INFORMATION SUPPLIED:
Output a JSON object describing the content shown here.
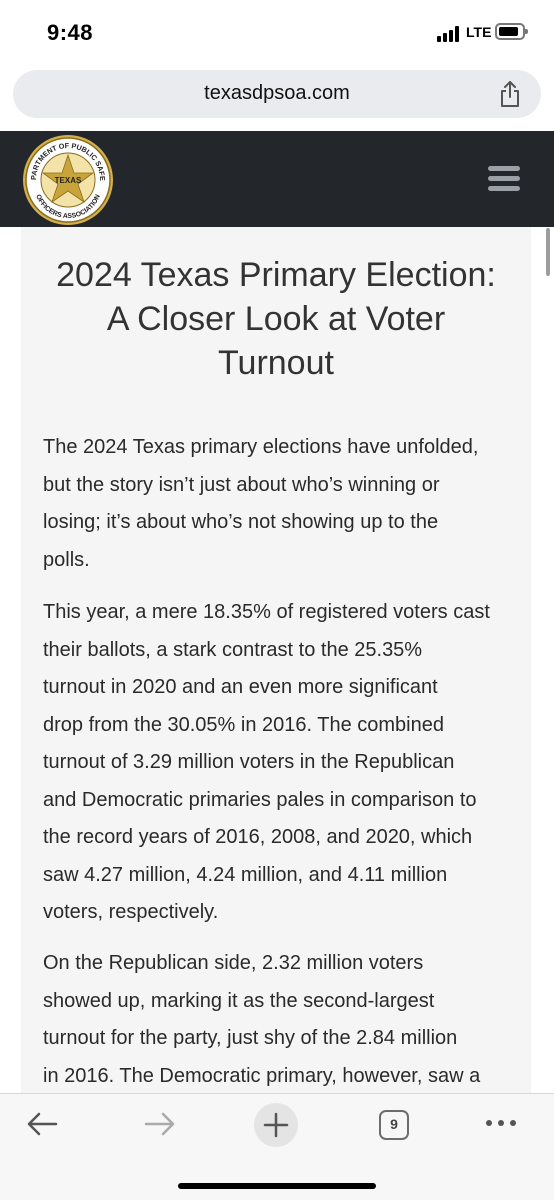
{
  "status_bar": {
    "time": "9:48",
    "network": "LTE"
  },
  "browser": {
    "url": "texasdpsoa.com",
    "tab_count": "9",
    "icons": {
      "share": "share-icon",
      "back": "back-arrow-icon",
      "forward": "forward-arrow-icon",
      "new_tab": "plus-icon",
      "more": "more-dots-icon"
    }
  },
  "site": {
    "logo": {
      "top_text": "DEPARTMENT OF PUBLIC SAFETY",
      "center_text": "TEXAS",
      "bottom_text": "OFFICERS ASSOCIATION"
    },
    "menu_icon": "hamburger-menu-icon",
    "colors": {
      "header_bg": "#23272b",
      "logo_gold": "#c9a43a"
    }
  },
  "article": {
    "title_lines": [
      "2024 Texas Primary Election:",
      "A Closer Look at Voter",
      "Turnout"
    ],
    "paragraphs": [
      [
        "The 2024 Texas primary elections have unfolded,",
        "but the story isn’t just about who’s winning or",
        "losing; it’s about who’s not showing up to the",
        "polls."
      ],
      [
        "This year, a mere 18.35% of registered voters cast",
        "their ballots, a stark contrast to the 25.35%",
        "turnout in 2020 and an even more significant",
        "drop from the 30.05% in 2016. The combined",
        "turnout of 3.29 million voters in the Republican",
        "and Democratic primaries pales in comparison to",
        "the record years of 2016, 2008, and 2020, which",
        "saw 4.27 million, 4.24 million, and 4.11 million",
        "voters, respectively."
      ],
      [
        "On the Republican side, 2.32 million voters",
        "showed up, marking it as the second-largest",
        "turnout for the party, just shy of the 2.84 million",
        "in 2016. The Democratic primary, however, saw a"
      ]
    ]
  }
}
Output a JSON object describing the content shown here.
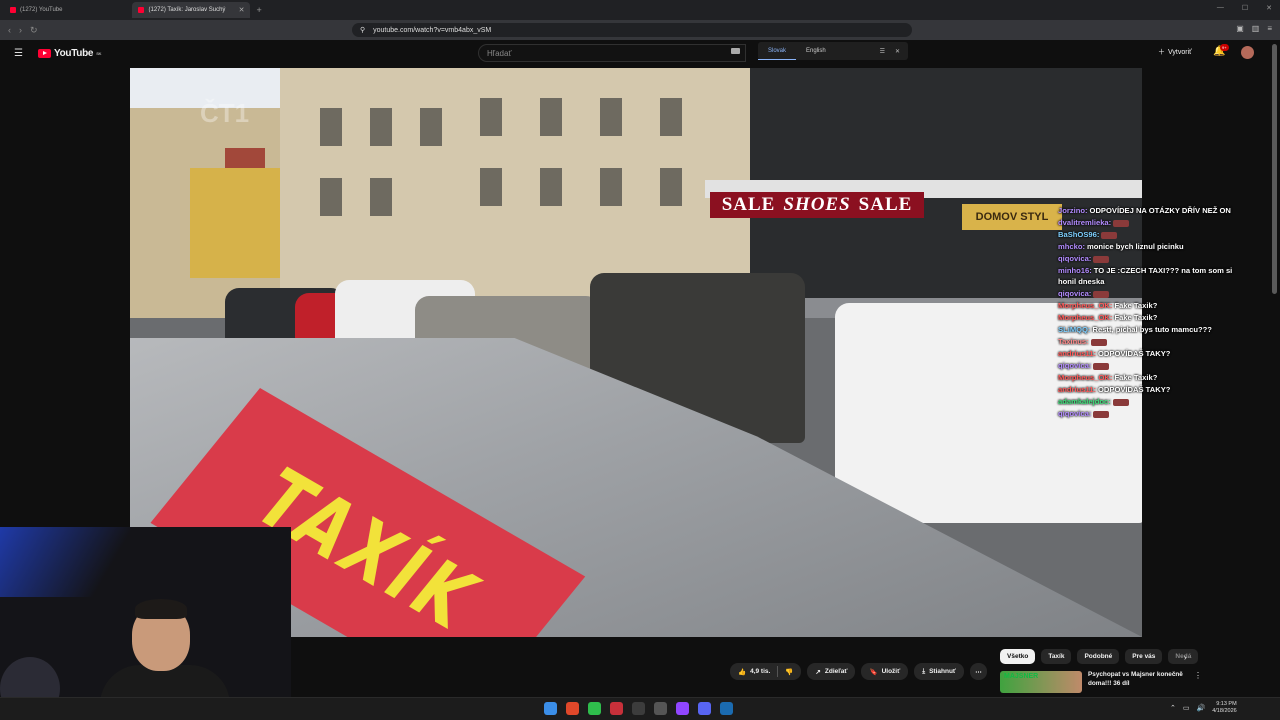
{
  "browser": {
    "tabs": [
      {
        "label": "(1272) YouTube",
        "active": false
      },
      {
        "label": "(1272) Taxík: Jaroslav Suchý",
        "active": true
      }
    ],
    "url": "youtube.com/watch?v=vmb4abx_vSM"
  },
  "youtube": {
    "logo_text": "YouTube",
    "region": "SK",
    "search_placeholder": "Hľadať",
    "create_label": "Vytvoriť",
    "notifications_badge": "9+"
  },
  "translator": {
    "languages": [
      "Slovak",
      "English"
    ],
    "selected": "Slovak"
  },
  "video": {
    "sale_sign": [
      "SALE",
      "SHOES",
      "SALE"
    ],
    "store_sign": "DOMOV STYL",
    "roof_sign": "TAXÍK",
    "channel_watermark": "ČT1"
  },
  "chat": [
    {
      "user": "Jorzino:",
      "color": "#b38cff",
      "msg": "ODPOVÍDEJ NA OTÁZKY DŘÍV NEŽ ON"
    },
    {
      "user": "dvalitremlieka:",
      "color": "#b38cff",
      "msg": ""
    },
    {
      "user": "BaShOS96:",
      "color": "#7fd0ff",
      "msg": ""
    },
    {
      "user": "mhcko:",
      "color": "#b38cff",
      "msg": "monice bych liznul picinku"
    },
    {
      "user": "qiqovica:",
      "color": "#b38cff",
      "msg": ""
    },
    {
      "user": "minho16:",
      "color": "#b38cff",
      "msg": "TO JE :CZECH TAXI??? na tom som si honil dneska"
    },
    {
      "user": "qiqovica:",
      "color": "#b38cff",
      "msg": ""
    },
    {
      "user": "Morpheus_OK:",
      "color": "#ff5a5a",
      "msg": "Fake Taxik?"
    },
    {
      "user": "Morpheus_OK:",
      "color": "#ff5a5a",
      "msg": "Fake Taxik?"
    },
    {
      "user": "SLiMQQ:",
      "color": "#7fd0ff",
      "msg": "Restt, pichal bys tuto mamcu???"
    },
    {
      "user": "Taxinus:",
      "color": "#ff8a8a",
      "msg": ""
    },
    {
      "user": "andrius11:",
      "color": "#ff5a5a",
      "msg": "ODPOVÍDAŠ TAKY?"
    },
    {
      "user": "qiqovica:",
      "color": "#b38cff",
      "msg": ""
    },
    {
      "user": "Morpheus_OK:",
      "color": "#ff5a5a",
      "msg": "Fake Taxik?"
    },
    {
      "user": "andrius11:",
      "color": "#ff5a5a",
      "msg": "ODPOVÍDAŠ TAKY?"
    },
    {
      "user": "adamkalejdoc:",
      "color": "#3fe07a",
      "msg": ""
    },
    {
      "user": "qiqovica:",
      "color": "#b38cff",
      "msg": ""
    }
  ],
  "actions": {
    "likes": "4,9 tis.",
    "share": "Zdieľať",
    "save": "Uložiť",
    "download": "Stiahnuť"
  },
  "chips": [
    "Všetko",
    "Taxík",
    "Podobné",
    "Pre vás",
    "Nedá"
  ],
  "recommendation": {
    "thumb_text": "MAJSNER",
    "title": "Psychopat vs Majsner konečně doma!!! 36 díl"
  },
  "taskbar": {
    "time": "9:13 PM",
    "date": "4/18/2026"
  }
}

EXERCISE DIRECTIONS: Copy the data character for character, but drop all pictures from the copy.

THE REPLY:
Output a JSON object describing the content shown here.
{
  "status_bar": {
    "time": "9:48",
    "network": "LTE"
  },
  "browser": {
    "url": "texasdpsoa.com",
    "tab_count": "9",
    "icons": {
      "share": "share-icon",
      "back": "back-arrow-icon",
      "forward": "forward-arrow-icon",
      "new_tab": "plus-icon",
      "more": "more-dots-icon"
    }
  },
  "site": {
    "logo": {
      "top_text": "DEPARTMENT OF PUBLIC SAFETY",
      "center_text": "TEXAS",
      "bottom_text": "OFFICERS ASSOCIATION"
    },
    "menu_icon": "hamburger-menu-icon",
    "colors": {
      "header_bg": "#23272b",
      "logo_gold": "#c9a43a"
    }
  },
  "article": {
    "title_lines": [
      "2024 Texas Primary Election:",
      "A Closer Look at Voter",
      "Turnout"
    ],
    "paragraphs": [
      [
        "The 2024 Texas primary elections have unfolded,",
        "but the story isn’t just about who’s winning or",
        "losing; it’s about who’s not showing up to the",
        "polls."
      ],
      [
        "This year, a mere 18.35% of registered voters cast",
        "their ballots, a stark contrast to the 25.35%",
        "turnout in 2020 and an even more significant",
        "drop from the 30.05% in 2016. The combined",
        "turnout of 3.29 million voters in the Republican",
        "and Democratic primaries pales in comparison to",
        "the record years of 2016, 2008, and 2020, which",
        "saw 4.27 million, 4.24 million, and 4.11 million",
        "voters, respectively."
      ],
      [
        "On the Republican side, 2.32 million voters",
        "showed up, marking it as the second-largest",
        "turnout for the party, just shy of the 2.84 million",
        "in 2016. The Democratic primary, however, saw a"
      ]
    ]
  }
}
Output a JSON object describing the content shown here.
{
  "browser": {
    "tabs": [
      {
        "label": "(1272) YouTube",
        "active": false
      },
      {
        "label": "(1272) Taxík: Jaroslav Suchý",
        "active": true
      }
    ],
    "url": "youtube.com/watch?v=vmb4abx_vSM"
  },
  "youtube": {
    "logo_text": "YouTube",
    "region": "SK",
    "search_placeholder": "Hľadať",
    "create_label": "Vytvoriť",
    "notifications_badge": "9+"
  },
  "translator": {
    "languages": [
      "Slovak",
      "English"
    ],
    "selected": "Slovak"
  },
  "video": {
    "sale_sign": [
      "SALE",
      "SHOES",
      "SALE"
    ],
    "store_sign": "DOMOV STYL",
    "roof_sign": "TAXÍK",
    "channel_watermark": "ČT1"
  },
  "chat": [
    {
      "user": "Jorzino:",
      "color": "#b38cff",
      "msg": "ODPOVÍDEJ NA OTÁZKY DŘÍV NEŽ ON"
    },
    {
      "user": "dvalitremlieka:",
      "color": "#b38cff",
      "msg": ""
    },
    {
      "user": "BaShOS96:",
      "color": "#7fd0ff",
      "msg": ""
    },
    {
      "user": "mhcko:",
      "color": "#b38cff",
      "msg": "monice bych liznul picinku"
    },
    {
      "user": "qiqovica:",
      "color": "#b38cff",
      "msg": ""
    },
    {
      "user": "minho16:",
      "color": "#b38cff",
      "msg": "TO JE :CZECH TAXI??? na tom som si honil dneska"
    },
    {
      "user": "qiqovica:",
      "color": "#b38cff",
      "msg": ""
    },
    {
      "user": "Morpheus_OK:",
      "color": "#ff5a5a",
      "msg": "Fake Taxik?"
    },
    {
      "user": "Morpheus_OK:",
      "color": "#ff5a5a",
      "msg": "Fake Taxik?"
    },
    {
      "user": "SLiMQQ:",
      "color": "#7fd0ff",
      "msg": "Restt, pichal bys tuto mamcu???"
    },
    {
      "user": "Taxinus:",
      "color": "#ff8a8a",
      "msg": ""
    },
    {
      "user": "andrius11:",
      "color": "#ff5a5a",
      "msg": "ODPOVÍDAŠ TAKY?"
    },
    {
      "user": "qiqovica:",
      "color": "#b38cff",
      "msg": ""
    },
    {
      "user": "Morpheus_OK:",
      "color": "#ff5a5a",
      "msg": "Fake Taxik?"
    },
    {
      "user": "andrius11:",
      "color": "#ff5a5a",
      "msg": "ODPOVÍDAŠ TAKY?"
    },
    {
      "user": "adamkalejdoc:",
      "color": "#3fe07a",
      "msg": ""
    },
    {
      "user": "qiqovica:",
      "color": "#b38cff",
      "msg": ""
    }
  ],
  "actions": {
    "likes": "4,9 tis.",
    "share": "Zdieľať",
    "save": "Uložiť",
    "download": "Stiahnuť"
  },
  "chips": [
    "Všetko",
    "Taxík",
    "Podobné",
    "Pre vás",
    "Nedá"
  ],
  "recommendation": {
    "thumb_text": "MAJSNER",
    "title": "Psychopat vs Majsner konečně doma!!! 36 díl"
  },
  "taskbar": {
    "time": "9:13 PM",
    "date": "4/18/2026"
  }
}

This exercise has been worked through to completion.